== Instructions to follow ==
Print exactly, and only, the lines running from the line containing "Output a JSON" through the end of the records below.

== Record list ==

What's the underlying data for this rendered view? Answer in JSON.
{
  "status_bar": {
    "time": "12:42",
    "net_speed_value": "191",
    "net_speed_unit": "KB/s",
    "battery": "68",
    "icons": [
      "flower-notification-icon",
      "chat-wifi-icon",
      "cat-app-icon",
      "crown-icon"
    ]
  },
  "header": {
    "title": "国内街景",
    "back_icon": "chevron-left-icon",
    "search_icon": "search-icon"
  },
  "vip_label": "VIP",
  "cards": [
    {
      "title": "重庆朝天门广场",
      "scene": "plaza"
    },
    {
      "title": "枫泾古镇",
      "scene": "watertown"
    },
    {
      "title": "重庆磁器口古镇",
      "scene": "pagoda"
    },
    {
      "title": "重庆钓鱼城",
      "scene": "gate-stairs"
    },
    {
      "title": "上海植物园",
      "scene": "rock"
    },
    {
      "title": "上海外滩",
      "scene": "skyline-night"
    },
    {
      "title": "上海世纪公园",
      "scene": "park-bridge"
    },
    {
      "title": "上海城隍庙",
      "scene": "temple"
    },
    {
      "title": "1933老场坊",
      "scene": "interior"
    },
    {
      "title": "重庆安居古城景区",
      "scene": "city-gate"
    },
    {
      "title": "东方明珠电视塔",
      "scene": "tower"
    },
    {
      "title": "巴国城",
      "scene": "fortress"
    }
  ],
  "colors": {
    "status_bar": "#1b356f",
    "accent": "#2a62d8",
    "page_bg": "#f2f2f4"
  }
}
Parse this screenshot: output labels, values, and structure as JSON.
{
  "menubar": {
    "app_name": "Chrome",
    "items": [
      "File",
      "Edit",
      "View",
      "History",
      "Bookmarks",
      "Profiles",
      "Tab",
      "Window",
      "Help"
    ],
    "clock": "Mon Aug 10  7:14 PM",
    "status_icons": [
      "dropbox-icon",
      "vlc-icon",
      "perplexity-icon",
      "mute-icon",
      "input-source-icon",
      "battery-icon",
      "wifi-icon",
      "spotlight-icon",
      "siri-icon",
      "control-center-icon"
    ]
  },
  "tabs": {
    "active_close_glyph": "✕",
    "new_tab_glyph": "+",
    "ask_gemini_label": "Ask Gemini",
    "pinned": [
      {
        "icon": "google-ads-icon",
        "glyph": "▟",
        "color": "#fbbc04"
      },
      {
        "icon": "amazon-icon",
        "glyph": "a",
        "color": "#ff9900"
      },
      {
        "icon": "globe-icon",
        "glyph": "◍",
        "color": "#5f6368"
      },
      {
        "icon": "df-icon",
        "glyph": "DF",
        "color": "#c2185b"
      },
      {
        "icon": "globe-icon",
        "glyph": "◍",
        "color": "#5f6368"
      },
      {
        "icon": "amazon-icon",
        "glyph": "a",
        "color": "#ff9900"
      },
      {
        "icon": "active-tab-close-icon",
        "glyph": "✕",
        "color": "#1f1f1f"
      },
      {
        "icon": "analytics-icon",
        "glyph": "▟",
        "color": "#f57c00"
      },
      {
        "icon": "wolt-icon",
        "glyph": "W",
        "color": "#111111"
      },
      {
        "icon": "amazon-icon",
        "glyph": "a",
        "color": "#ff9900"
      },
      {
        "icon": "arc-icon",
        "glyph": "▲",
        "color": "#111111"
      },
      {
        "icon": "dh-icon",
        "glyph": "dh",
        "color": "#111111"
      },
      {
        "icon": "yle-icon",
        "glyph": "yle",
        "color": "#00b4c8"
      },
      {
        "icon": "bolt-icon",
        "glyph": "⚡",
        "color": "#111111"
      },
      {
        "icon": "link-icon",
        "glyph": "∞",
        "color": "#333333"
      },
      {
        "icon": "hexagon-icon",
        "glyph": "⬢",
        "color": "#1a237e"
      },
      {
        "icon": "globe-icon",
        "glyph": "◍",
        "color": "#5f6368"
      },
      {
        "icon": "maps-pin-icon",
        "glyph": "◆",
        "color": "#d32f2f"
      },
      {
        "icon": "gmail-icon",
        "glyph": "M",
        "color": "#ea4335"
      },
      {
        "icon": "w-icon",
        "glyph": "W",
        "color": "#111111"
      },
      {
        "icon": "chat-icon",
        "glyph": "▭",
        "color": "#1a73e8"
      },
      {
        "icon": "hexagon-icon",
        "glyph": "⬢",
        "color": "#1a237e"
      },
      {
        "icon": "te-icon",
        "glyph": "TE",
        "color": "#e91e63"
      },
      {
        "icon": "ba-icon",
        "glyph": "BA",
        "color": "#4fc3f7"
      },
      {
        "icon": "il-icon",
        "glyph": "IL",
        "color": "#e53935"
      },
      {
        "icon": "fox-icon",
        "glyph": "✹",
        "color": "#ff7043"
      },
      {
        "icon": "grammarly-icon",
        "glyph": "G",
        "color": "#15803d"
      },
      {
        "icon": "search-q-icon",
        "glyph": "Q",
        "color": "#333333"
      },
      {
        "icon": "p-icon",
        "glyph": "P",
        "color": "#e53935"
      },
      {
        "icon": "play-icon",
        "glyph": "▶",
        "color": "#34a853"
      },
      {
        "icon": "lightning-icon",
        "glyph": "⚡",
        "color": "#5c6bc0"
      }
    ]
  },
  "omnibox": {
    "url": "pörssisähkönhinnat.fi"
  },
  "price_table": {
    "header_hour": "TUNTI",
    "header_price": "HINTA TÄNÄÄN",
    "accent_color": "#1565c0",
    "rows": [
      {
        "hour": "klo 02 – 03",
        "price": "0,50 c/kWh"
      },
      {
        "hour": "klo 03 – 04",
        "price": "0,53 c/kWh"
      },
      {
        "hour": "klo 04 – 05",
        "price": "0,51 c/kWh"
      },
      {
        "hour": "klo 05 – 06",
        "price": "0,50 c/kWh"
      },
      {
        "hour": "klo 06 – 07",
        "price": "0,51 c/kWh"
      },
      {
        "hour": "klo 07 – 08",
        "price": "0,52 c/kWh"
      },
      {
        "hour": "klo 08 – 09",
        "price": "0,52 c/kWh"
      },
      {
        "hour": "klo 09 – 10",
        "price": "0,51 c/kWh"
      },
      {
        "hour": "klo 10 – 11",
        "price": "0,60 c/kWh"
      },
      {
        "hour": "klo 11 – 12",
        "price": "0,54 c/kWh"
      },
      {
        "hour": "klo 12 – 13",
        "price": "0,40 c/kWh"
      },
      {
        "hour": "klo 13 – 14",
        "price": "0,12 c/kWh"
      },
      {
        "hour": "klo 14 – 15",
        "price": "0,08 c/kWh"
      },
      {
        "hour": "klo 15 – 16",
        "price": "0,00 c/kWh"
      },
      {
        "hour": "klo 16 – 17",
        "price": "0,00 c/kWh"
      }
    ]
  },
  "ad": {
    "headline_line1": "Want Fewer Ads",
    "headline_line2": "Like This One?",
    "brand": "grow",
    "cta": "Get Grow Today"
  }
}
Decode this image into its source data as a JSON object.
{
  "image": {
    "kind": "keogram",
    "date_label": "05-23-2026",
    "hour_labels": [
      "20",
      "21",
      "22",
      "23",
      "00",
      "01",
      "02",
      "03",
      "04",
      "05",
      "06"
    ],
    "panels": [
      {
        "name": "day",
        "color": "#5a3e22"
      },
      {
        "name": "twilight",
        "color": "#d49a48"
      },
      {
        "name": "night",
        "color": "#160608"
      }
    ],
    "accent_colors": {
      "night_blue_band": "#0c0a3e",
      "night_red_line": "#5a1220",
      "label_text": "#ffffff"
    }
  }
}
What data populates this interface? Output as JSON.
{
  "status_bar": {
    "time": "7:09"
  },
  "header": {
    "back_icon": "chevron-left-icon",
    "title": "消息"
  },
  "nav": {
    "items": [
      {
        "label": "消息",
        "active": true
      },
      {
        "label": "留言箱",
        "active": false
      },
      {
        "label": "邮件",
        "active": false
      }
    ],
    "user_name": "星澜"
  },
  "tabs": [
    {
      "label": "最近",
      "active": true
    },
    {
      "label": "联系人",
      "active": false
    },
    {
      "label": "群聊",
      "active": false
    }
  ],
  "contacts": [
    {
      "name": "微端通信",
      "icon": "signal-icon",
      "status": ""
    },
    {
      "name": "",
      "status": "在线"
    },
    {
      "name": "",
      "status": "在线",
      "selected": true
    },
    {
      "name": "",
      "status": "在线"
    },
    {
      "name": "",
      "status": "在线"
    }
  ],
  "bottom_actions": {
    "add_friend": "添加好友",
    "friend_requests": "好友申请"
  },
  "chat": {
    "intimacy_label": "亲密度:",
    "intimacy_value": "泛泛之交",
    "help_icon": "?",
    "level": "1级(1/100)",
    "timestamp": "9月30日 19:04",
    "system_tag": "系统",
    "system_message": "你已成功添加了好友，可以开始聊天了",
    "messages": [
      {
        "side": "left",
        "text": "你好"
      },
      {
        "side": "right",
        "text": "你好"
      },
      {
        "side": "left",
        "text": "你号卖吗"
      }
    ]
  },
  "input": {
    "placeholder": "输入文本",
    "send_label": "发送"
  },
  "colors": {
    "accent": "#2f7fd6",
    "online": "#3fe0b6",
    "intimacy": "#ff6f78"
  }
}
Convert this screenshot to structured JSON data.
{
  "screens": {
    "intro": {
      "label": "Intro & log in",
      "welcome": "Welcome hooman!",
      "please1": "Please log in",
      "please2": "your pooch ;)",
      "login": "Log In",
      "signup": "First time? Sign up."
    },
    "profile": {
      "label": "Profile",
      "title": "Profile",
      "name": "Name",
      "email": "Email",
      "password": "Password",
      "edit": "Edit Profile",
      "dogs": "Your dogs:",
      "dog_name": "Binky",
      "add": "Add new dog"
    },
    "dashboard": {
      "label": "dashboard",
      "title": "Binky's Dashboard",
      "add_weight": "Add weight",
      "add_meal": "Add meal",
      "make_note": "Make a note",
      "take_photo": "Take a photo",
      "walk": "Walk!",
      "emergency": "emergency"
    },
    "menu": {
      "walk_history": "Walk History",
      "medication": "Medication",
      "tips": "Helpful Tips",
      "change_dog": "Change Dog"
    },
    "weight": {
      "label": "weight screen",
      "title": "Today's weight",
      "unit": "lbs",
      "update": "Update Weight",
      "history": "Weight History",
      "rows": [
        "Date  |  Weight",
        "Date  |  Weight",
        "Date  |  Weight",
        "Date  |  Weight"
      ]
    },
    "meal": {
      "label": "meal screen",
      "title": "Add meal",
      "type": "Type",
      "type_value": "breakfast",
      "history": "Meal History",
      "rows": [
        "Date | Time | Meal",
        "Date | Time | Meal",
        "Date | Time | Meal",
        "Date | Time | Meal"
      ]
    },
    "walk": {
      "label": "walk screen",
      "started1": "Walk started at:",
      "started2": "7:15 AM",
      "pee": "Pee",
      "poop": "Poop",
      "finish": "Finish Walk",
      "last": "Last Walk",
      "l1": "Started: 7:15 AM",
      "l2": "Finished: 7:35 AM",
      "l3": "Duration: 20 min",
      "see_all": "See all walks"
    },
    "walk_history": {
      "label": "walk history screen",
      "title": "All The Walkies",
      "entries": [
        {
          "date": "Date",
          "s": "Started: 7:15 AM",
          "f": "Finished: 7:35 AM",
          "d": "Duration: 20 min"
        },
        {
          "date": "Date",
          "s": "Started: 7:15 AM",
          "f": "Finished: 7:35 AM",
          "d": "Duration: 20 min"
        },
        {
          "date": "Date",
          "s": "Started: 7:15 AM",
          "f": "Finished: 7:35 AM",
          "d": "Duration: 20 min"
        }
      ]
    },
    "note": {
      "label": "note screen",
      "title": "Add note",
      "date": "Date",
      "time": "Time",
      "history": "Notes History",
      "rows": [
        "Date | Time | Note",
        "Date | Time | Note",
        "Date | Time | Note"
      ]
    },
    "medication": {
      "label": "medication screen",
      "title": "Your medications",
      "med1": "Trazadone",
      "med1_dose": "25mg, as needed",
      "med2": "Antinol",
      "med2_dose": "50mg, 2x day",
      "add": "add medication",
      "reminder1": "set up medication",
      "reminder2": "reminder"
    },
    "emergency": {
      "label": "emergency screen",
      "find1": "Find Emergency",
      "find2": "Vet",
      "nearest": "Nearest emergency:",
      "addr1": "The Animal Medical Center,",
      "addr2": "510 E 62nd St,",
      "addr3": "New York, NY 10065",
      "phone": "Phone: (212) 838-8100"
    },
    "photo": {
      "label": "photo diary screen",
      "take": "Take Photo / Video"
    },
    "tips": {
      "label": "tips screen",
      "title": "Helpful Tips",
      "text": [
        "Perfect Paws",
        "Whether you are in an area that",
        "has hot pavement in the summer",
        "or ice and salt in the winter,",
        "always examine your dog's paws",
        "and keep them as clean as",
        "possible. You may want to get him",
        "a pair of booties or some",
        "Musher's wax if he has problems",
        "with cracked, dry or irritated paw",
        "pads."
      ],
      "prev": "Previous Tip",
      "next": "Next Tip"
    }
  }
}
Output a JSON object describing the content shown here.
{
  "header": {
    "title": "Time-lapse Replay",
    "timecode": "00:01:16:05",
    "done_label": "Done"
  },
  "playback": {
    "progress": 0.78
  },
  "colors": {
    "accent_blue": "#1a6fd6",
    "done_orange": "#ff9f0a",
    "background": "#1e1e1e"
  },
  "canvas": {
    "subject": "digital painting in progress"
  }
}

== Exercise output ==
Output a JSON object describing the content shown here.
{
  "header": {
    "title": "Time-lapse Replay",
    "timecode": "00:01:16:05",
    "done_label": "Done"
  },
  "playback": {
    "progress": 0.78
  },
  "colors": {
    "accent_blue": "#1a6fd6",
    "done_orange": "#ff9f0a",
    "background": "#1e1e1e"
  },
  "canvas": {
    "subject": "digital painting in progress"
  }
}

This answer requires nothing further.